## Stored data
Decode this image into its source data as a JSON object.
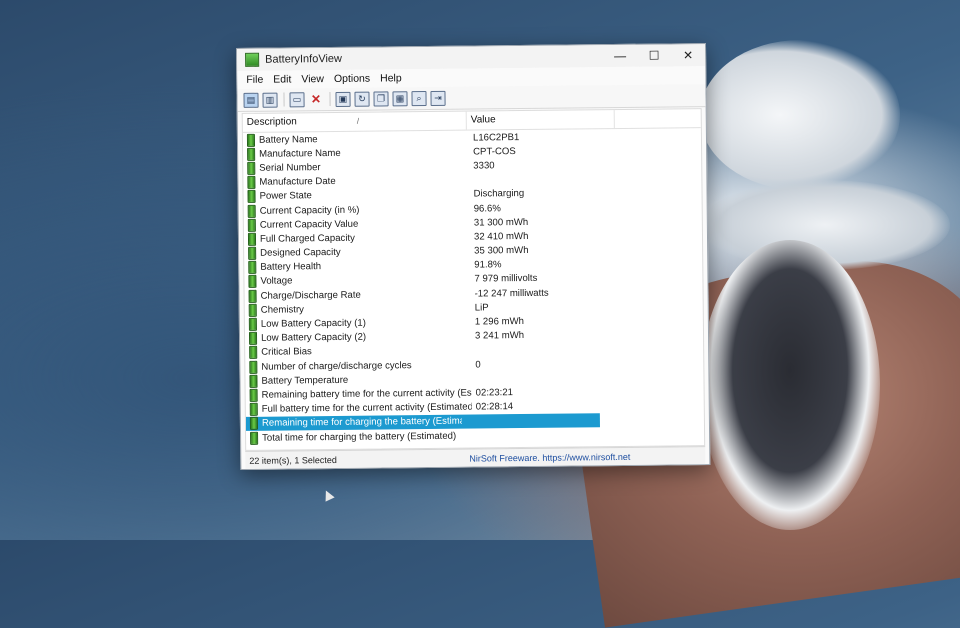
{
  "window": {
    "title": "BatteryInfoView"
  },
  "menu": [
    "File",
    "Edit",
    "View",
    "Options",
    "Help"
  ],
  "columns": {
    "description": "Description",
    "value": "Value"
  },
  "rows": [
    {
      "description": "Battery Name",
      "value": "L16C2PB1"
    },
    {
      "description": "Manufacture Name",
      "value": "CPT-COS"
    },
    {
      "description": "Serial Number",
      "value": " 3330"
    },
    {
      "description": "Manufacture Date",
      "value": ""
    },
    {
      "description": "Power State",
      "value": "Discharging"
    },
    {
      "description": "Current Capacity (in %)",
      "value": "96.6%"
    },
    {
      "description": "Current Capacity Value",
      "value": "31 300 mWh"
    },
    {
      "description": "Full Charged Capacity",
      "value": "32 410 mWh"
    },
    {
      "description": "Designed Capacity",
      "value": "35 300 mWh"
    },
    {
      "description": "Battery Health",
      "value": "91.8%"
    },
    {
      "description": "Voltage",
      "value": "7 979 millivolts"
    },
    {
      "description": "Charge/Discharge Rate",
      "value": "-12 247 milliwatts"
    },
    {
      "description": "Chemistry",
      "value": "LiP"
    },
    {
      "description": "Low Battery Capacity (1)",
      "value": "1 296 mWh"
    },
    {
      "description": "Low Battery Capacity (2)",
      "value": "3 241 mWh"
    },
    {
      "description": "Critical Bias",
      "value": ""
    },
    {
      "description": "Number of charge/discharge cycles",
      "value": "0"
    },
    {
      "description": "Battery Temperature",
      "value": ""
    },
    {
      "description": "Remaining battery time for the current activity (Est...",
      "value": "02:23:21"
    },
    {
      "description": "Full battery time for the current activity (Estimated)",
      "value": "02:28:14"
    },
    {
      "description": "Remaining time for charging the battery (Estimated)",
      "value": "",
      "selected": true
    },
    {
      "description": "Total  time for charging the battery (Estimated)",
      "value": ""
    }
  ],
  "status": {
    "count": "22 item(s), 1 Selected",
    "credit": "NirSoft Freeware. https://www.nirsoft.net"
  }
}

## Goal
Say only how many lines in the records carry the word "Remaining".

## Expected output
2